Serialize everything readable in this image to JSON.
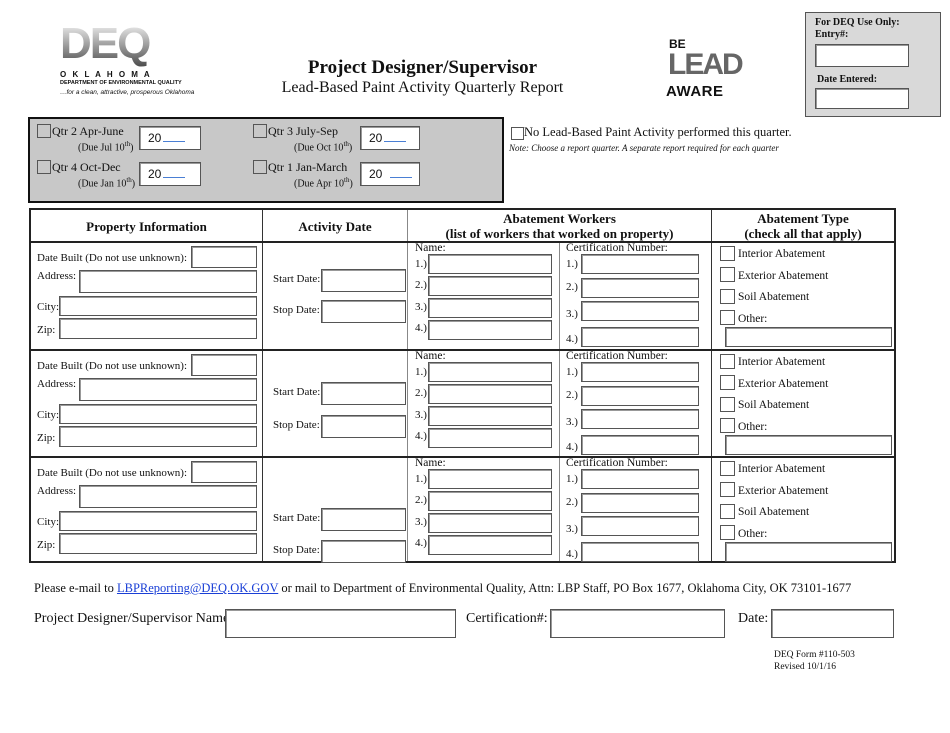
{
  "logos": {
    "deq": {
      "letters": "DEQ",
      "state": "O K L A H O M A",
      "dept": "DEPARTMENT OF ENVIRONMENTAL QUALITY",
      "tagline": "…for a clean, attractive, prosperous Oklahoma"
    },
    "lead": {
      "top": "BE",
      "middle": "LEAD",
      "bottom": "AWARE"
    }
  },
  "header": {
    "title": "Project Designer/Supervisor",
    "subtitle": "Lead-Based Paint Activity Quarterly Report"
  },
  "deq_use": {
    "heading": "For DEQ Use Only:",
    "entry_label": "Entry#:",
    "date_label": "Date Entered:"
  },
  "quarters": [
    {
      "label": "Qtr 2 Apr-June",
      "due": "(Due Jul 10",
      "due_sup": "th",
      "year_prefix": "20"
    },
    {
      "label": "Qtr 3 July-Sep",
      "due": "(Due Oct 10",
      "due_sup": "th",
      "year_prefix": "20"
    },
    {
      "label": "Qtr 4 Oct-Dec",
      "due": "(Due Jan 10",
      "due_sup": "th",
      "year_prefix": "20"
    },
    {
      "label": "Qtr 1 Jan-March",
      "due": "(Due Apr 10",
      "due_sup": "th",
      "year_prefix": "20"
    }
  ],
  "no_activity": {
    "label": "No Lead-Based Paint Activity performed this quarter.",
    "note": "Note: Choose a report quarter. A separate report required for each quarter"
  },
  "table": {
    "headers": {
      "property": "Property Information",
      "activity": "Activity Date",
      "workers_line1": "Abatement Workers",
      "workers_line2": "(list of workers that worked on property)",
      "type_line1": "Abatement Type",
      "type_line2": "(check all that apply)"
    },
    "labels": {
      "date_built": "Date Built (Do not use unknown):",
      "address": "Address:",
      "city": "City:",
      "zip": "Zip:",
      "start_date": "Start Date:",
      "stop_date": "Stop Date:",
      "name": "Name:",
      "cert": "Certification Number:",
      "nums": [
        "1.)",
        "2.)",
        "3.)",
        "4.)"
      ],
      "types": [
        "Interior Abatement",
        "Exterior Abatement",
        "Soil Abatement",
        "Other:"
      ]
    }
  },
  "footer": {
    "mail_prefix": "Please e-mail to ",
    "email": "LBPReporting@DEQ.OK.GOV",
    "mail_suffix": " or mail to Department of Environmental Quality, Attn: LBP Staff, PO Box 1677, Oklahoma City, OK 73101-1677",
    "name_label": "Project Designer/Supervisor Name:",
    "cert_label": "Certification#:",
    "date_label": "Date:",
    "form_no": "DEQ Form #110-503",
    "revised": "Revised 10/1/16"
  },
  "colors": {
    "link": "#1a3fd6",
    "gray_panel": "#c8c8c8",
    "deq_panel": "#d9d9d9"
  }
}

# # #

The task: Within the listing, how many lines hold the word "this"? Only the number is to be given.

Full answer: 2